Exercise details ▸ Scan each line of the records for the word "icon" and extract the ones that have it.

Task input ▸
- - - - -
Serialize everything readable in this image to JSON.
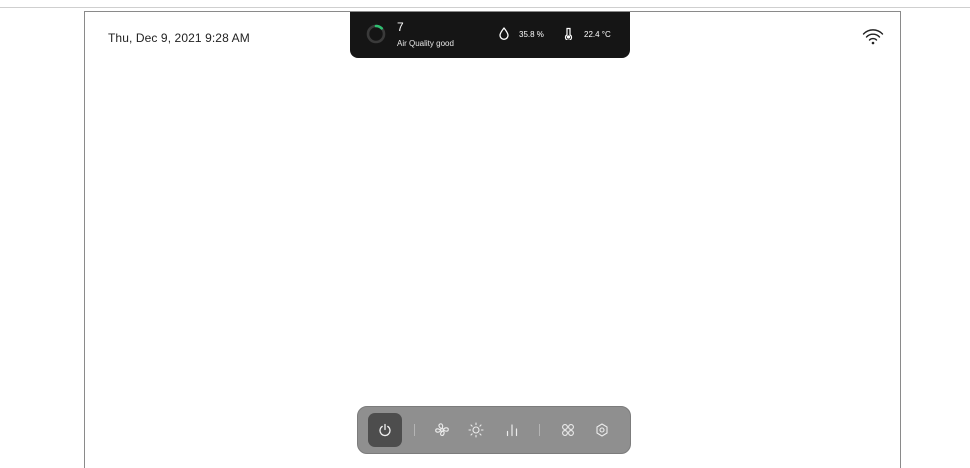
{
  "header": {
    "datetime": "Thu, Dec 9, 2021 9:28 AM"
  },
  "status_card": {
    "air_quality_value": "7",
    "air_quality_label": "Air Quality good",
    "air_quality_level": 0.15,
    "humidity": "35.8 %",
    "temperature": "22.4 °C",
    "colors": {
      "background": "#151515",
      "ring_track": "#3a3a3a",
      "ring_indicator": "#2fbf71"
    }
  },
  "connectivity": {
    "icon": "wifi-icon"
  },
  "control_bar": {
    "items": [
      {
        "icon": "power-icon",
        "active": true
      },
      {
        "icon": "fan-icon"
      },
      {
        "icon": "brightness-icon"
      },
      {
        "icon": "levels-icon"
      },
      {
        "icon": "apps-icon"
      },
      {
        "icon": "settings-icon"
      }
    ],
    "colors": {
      "bar": "#8f8f8f",
      "active_button": "#4d4d4d",
      "icon": "#ececec"
    }
  }
}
- - - - -
Task output ▸
    "icon": "wifi-icon"
        "icon": "power-icon",
        "icon": "fan-icon"
        "icon": "brightness-icon"
        "icon": "levels-icon"
        "icon": "apps-icon"
        "icon": "settings-icon"
      "icon": "#ececec"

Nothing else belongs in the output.